======== EXTRACTED RECORDS ========

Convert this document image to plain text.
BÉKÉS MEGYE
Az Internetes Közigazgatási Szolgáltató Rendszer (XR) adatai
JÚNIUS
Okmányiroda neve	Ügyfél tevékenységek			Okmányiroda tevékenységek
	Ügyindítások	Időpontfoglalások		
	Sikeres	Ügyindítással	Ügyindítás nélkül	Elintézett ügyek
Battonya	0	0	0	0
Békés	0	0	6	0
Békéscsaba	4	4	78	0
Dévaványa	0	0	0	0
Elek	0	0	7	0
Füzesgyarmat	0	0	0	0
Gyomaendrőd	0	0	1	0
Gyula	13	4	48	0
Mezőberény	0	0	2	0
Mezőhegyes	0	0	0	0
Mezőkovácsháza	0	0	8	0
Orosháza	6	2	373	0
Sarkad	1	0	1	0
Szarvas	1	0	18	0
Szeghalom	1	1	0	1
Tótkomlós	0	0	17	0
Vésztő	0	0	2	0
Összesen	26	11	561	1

========

EXERCISE BRIEF
Give back the whole listing, word for word.

RESULT FOR THIS TASK
Convert this document image to plain text.
BÉKÉS MEGYE
Az Internetes Közigazgatási Szolgáltató Rendszer (XR) adatai
JÚNIUS
Okmányiroda neve	Ügyfél tevékenységek			Okmányiroda tevékenységek
	Ügyindítások	Időpontfoglalások		
	Sikeres	Ügyindítással	Ügyindítás nélkül	Elintézett ügyek
Battonya	0	0	0	0
Békés	0	0	6	0
Békéscsaba	4	4	78	0
Dévaványa	0	0	0	0
Elek	0	0	7	0
Füzesgyarmat	0	0	0	0
Gyomaendrőd	0	0	1	0
Gyula	13	4	48	0
Mezőberény	0	0	2	0
Mezőhegyes	0	0	0	0
Mezőkovácsháza	0	0	8	0
Orosháza	6	2	373	0
Sarkad	1	0	1	0
Szarvas	1	0	18	0
Szeghalom	1	1	0	1
Tótkomlós	0	0	17	0
Vésztő	0	0	2	0
Összesen	26	11	561	1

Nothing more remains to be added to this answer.